Work to be completed
Each entry that follows must be output without any deviation.

[Data items]
- - - - - - -

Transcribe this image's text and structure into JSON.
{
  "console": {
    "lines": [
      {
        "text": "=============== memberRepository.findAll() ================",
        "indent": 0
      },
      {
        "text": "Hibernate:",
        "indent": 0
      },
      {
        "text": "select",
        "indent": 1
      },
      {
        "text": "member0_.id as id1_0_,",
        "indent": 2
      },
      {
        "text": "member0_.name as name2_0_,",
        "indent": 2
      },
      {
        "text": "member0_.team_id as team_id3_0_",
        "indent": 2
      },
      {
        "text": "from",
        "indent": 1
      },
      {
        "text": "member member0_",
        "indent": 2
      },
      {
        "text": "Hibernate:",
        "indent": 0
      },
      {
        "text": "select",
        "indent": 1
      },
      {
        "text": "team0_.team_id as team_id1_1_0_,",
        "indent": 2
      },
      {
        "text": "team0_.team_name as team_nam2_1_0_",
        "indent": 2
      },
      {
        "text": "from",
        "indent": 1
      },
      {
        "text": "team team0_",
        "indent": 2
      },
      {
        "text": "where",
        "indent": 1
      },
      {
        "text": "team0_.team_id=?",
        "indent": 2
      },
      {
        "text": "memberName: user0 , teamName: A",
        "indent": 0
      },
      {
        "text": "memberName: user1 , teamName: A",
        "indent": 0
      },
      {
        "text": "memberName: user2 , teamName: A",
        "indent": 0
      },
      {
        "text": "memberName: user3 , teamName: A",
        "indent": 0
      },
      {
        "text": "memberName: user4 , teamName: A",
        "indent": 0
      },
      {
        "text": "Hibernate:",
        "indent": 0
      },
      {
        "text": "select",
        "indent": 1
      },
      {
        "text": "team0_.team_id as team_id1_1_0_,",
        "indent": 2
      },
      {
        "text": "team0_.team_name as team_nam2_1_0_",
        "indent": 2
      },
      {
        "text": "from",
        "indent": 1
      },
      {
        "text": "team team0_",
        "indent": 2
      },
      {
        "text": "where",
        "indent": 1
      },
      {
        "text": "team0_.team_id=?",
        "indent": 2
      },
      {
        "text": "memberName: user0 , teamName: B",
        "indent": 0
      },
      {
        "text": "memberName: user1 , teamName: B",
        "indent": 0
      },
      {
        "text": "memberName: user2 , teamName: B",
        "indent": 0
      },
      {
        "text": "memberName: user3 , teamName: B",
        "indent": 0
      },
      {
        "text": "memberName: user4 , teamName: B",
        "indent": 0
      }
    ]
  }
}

- - - - - - -

Worked answer
Transcribe this image's text and structure into JSON.
{
  "console": {
    "lines": [
      {
        "text": "=============== memberRepository.findAll() ================",
        "indent": 0
      },
      {
        "text": "Hibernate:",
        "indent": 0
      },
      {
        "text": "select",
        "indent": 1
      },
      {
        "text": "member0_.id as id1_0_,",
        "indent": 2
      },
      {
        "text": "member0_.name as name2_0_,",
        "indent": 2
      },
      {
        "text": "member0_.team_id as team_id3_0_",
        "indent": 2
      },
      {
        "text": "from",
        "indent": 1
      },
      {
        "text": "member member0_",
        "indent": 2
      },
      {
        "text": "Hibernate:",
        "indent": 0
      },
      {
        "text": "select",
        "indent": 1
      },
      {
        "text": "team0_.team_id as team_id1_1_0_,",
        "indent": 2
      },
      {
        "text": "team0_.team_name as team_nam2_1_0_",
        "indent": 2
      },
      {
        "text": "from",
        "indent": 1
      },
      {
        "text": "team team0_",
        "indent": 2
      },
      {
        "text": "where",
        "indent": 1
      },
      {
        "text": "team0_.team_id=?",
        "indent": 2
      },
      {
        "text": "memberName: user0 , teamName: A",
        "indent": 0
      },
      {
        "text": "memberName: user1 , teamName: A",
        "indent": 0
      },
      {
        "text": "memberName: user2 , teamName: A",
        "indent": 0
      },
      {
        "text": "memberName: user3 , teamName: A",
        "indent": 0
      },
      {
        "text": "memberName: user4 , teamName: A",
        "indent": 0
      },
      {
        "text": "Hibernate:",
        "indent": 0
      },
      {
        "text": "select",
        "indent": 1
      },
      {
        "text": "team0_.team_id as team_id1_1_0_,",
        "indent": 2
      },
      {
        "text": "team0_.team_name as team_nam2_1_0_",
        "indent": 2
      },
      {
        "text": "from",
        "indent": 1
      },
      {
        "text": "team team0_",
        "indent": 2
      },
      {
        "text": "where",
        "indent": 1
      },
      {
        "text": "team0_.team_id=?",
        "indent": 2
      },
      {
        "text": "memberName: user0 , teamName: B",
        "indent": 0
      },
      {
        "text": "memberName: user1 , teamName: B",
        "indent": 0
      },
      {
        "text": "memberName: user2 , teamName: B",
        "indent": 0
      },
      {
        "text": "memberName: user3 , teamName: B",
        "indent": 0
      },
      {
        "text": "memberName: user4 , teamName: B",
        "indent": 0
      }
    ]
  }
}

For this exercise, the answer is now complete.